[Given passage Boundary: Start]
Self-care maintenance, self-care monitoring, and self-care management were more homogenous in T1DM patients than in those with T2DM [6, 10]. In fact, when we described self-care behaviours by clinical and socio-demographic characteristics, we found few significant differences. Patients aged over 60 years were more able to recognize symptoms compared with those younger than 40 years. Those younger 40 years were better at body listening, such as monitoring of blood glucose, blood pressure and body weight compared with patients over age 60. This result is coherent with previous results showing that experience influence self-care monitoring [11, 18]. Thus, we argue that experienced T1DM patients may be less likely to perform self-monitoring because are more able to recognize problems when they occur. However, we recommend that healthcare providers focus on both of these aspects during education because body listening should also be performed by experienced patients [19]. Finally, we found that patients who did not receive specific diabetes education performed better in several self-care dimensions compared to those who received specific diabetes education in the last year (see Table 3). This is reasonable, acknowledging the gap in current educational strategies for T1DM patients, where structured education program seems to be provided only for the most problematic patients rather than as usual care for all T1DM patients [20].

Strengths and limitations

This study was limited by sampling from one region of northern Italy (Lombardy). Thus, generalization to another region or Country requires caution. Second, data were collected using a cross-sectional approach, so we do not have information about the direction of the associations identified. Data about the episodes of hypoglycaemia in the last year could have been useful to understand self-care behaviours in this population because the frequency of these episodes could influence how patients perceive the need to perform adequate self-care. Future research should consider collecting data on the number of hypoglycaemia episodes in the prior year. Finally, other psychological variables such as anxiety and depression were not measured but they might have an influence on self-care confidence and self-care behaviours [21]. Main strengths were the control for selection bias through consecutive sampling and the use of valid, reliable, and theoretically grounded measures of self-care. Use of the SCODI allows us to compare study results to those from other chronic illness populations [6, 8,9,10, 12].

Conclusion

In this study, we demonstrated the unique self-care behaviours of patients with T1DM. We found that self-care maintenance and monitoring were adequate overall but we documented low levels of self-care management behaviours. This issue and the identification of the leading predictive role of self-care confidence suggest the need to promote self-care in both clinical practice and research. Self-care behaviours (i.e. maintenance, monitoring, and management) and self-care confidence should be evaluated systematically to facilitate the ability of clinicians to personalize educational support, and to identify and monitor patients with inadequate self-care. T1DM patients with low self-care confidence should be considered at high risk of inadequate self-care and interventions aimed to improve self-care confidence are strongly recommended. Finally, structured education to improve self-care should be offered to all T1DM patients, not just the most complex patients. Future longitudinal investigations are needed to understand trajectories of self-care over time, to assess self-care determinants with a stronger design, and to study the association between self-care and clinical outcomes in T1DM patients. Finally, research is needed to identify which educational approach is most effective in promoting self-care confidence and self-care behaviours in T1DM patients.
[Given passage Boundary: End]
[Given records Boundary: Start]
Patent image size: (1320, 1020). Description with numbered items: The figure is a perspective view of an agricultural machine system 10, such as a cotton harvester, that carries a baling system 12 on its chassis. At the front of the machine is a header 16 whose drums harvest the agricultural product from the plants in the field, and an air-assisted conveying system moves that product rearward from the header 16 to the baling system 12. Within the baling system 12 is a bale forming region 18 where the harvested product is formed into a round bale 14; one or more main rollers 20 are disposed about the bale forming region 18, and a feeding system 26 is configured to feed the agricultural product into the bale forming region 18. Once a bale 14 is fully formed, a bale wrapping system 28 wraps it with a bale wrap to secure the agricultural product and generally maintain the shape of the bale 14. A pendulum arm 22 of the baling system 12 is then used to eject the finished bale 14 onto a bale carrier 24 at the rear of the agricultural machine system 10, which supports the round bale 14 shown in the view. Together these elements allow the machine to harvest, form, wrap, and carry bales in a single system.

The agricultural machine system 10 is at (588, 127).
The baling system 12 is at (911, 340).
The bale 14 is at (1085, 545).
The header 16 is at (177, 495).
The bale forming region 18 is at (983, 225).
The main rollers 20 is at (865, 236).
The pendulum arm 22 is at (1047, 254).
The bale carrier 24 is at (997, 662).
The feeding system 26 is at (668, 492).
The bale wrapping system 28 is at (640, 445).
[Given records Boundary: End]
### What you have to do
According to the passage on self-care in T1DM patients, from which region were the study's patients sampled?

### Task result
Lombardy, in northern Italy.